--- start The data ---

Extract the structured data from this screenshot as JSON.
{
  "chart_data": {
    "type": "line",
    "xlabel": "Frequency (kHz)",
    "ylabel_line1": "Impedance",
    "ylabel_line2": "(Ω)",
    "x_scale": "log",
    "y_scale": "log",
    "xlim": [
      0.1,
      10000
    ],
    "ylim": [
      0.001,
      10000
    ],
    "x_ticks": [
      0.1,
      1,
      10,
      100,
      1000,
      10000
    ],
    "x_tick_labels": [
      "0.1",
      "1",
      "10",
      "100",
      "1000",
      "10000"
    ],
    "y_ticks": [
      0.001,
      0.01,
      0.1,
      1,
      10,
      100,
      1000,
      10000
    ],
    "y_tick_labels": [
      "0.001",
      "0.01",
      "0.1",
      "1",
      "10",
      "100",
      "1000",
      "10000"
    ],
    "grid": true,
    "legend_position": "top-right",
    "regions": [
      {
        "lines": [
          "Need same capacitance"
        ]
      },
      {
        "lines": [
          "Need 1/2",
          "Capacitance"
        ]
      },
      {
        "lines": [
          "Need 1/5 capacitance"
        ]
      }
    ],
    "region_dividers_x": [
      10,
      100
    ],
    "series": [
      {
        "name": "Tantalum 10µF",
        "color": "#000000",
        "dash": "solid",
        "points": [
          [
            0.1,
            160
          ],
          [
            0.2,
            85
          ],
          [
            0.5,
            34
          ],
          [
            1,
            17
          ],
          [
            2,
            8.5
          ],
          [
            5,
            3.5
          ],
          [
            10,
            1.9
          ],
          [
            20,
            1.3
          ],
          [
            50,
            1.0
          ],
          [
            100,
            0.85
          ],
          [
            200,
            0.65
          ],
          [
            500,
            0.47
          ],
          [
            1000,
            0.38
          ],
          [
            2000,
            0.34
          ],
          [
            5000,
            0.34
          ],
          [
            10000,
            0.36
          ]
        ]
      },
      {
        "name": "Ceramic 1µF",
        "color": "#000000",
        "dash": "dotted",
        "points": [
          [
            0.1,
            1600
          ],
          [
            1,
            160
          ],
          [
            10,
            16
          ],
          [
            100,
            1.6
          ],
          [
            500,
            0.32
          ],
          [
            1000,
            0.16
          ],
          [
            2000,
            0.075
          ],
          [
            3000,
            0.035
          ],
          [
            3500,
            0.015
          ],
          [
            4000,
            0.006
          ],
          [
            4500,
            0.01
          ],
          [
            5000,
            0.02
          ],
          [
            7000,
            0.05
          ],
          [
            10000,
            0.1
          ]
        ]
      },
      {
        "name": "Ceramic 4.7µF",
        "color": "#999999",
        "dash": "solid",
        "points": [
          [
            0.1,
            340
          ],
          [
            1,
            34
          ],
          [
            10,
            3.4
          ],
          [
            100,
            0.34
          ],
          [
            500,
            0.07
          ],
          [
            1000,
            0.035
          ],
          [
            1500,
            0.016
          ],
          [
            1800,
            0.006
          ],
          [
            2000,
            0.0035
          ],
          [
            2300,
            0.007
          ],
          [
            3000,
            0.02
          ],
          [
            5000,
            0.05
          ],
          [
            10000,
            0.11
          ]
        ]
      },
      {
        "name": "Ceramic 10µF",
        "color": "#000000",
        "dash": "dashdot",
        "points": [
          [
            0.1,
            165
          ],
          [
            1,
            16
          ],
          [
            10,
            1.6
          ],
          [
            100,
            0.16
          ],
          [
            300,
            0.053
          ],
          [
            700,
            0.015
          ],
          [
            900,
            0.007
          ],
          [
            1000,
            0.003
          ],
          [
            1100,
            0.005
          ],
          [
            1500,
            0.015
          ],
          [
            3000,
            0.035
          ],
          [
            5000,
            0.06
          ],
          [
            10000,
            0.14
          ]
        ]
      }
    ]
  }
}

--- end The data ---
--- start The data ---

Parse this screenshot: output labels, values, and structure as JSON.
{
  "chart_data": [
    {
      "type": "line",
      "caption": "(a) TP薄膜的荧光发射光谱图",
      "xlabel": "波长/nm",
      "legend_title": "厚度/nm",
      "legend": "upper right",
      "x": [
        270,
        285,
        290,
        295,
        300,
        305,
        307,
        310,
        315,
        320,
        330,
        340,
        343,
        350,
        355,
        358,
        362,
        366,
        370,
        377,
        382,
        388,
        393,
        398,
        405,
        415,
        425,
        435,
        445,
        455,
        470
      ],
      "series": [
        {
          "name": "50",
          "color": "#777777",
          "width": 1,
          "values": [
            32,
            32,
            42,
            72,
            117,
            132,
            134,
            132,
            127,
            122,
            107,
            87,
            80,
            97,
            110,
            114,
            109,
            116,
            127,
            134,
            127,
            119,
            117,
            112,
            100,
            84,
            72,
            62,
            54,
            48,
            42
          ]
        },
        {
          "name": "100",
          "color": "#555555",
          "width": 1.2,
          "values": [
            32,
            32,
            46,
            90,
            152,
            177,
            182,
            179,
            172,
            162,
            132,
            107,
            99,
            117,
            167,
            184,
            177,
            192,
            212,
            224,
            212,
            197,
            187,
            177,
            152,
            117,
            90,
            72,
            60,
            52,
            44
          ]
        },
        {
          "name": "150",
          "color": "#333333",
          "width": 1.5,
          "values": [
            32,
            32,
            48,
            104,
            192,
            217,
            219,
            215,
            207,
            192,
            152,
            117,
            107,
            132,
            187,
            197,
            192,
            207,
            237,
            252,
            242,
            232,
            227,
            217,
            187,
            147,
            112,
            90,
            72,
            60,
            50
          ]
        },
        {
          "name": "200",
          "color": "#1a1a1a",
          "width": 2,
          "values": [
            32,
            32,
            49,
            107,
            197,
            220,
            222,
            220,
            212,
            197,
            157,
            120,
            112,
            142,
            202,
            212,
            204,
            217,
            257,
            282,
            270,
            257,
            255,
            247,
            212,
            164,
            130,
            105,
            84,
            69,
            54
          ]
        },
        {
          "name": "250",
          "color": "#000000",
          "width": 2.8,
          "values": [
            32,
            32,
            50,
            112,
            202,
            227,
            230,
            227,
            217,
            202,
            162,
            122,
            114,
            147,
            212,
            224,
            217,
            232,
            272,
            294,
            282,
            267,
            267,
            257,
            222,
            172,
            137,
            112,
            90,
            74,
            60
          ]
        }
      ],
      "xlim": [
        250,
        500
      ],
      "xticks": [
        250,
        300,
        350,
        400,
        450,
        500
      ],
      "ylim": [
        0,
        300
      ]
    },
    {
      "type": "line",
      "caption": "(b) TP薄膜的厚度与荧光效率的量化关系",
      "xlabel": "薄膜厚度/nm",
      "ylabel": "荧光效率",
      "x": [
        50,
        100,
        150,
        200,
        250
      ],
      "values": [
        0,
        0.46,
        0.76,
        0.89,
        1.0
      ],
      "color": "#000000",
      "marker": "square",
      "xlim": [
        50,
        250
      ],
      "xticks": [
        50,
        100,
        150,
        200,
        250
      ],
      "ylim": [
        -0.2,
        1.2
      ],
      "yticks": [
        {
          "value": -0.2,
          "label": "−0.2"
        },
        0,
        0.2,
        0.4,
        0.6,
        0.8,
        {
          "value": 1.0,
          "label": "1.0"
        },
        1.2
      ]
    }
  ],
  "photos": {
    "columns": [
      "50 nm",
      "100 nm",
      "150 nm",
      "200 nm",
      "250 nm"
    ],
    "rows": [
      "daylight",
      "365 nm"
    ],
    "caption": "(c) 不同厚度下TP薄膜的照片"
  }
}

--- end The data ---

## Set exercise
Go through the records and copy each line with "Ceramic" in it.

## The result
        "name": "Ceramic 1µF",
        "name": "Ceramic 4.7µF",
        "name": "Ceramic 10µF",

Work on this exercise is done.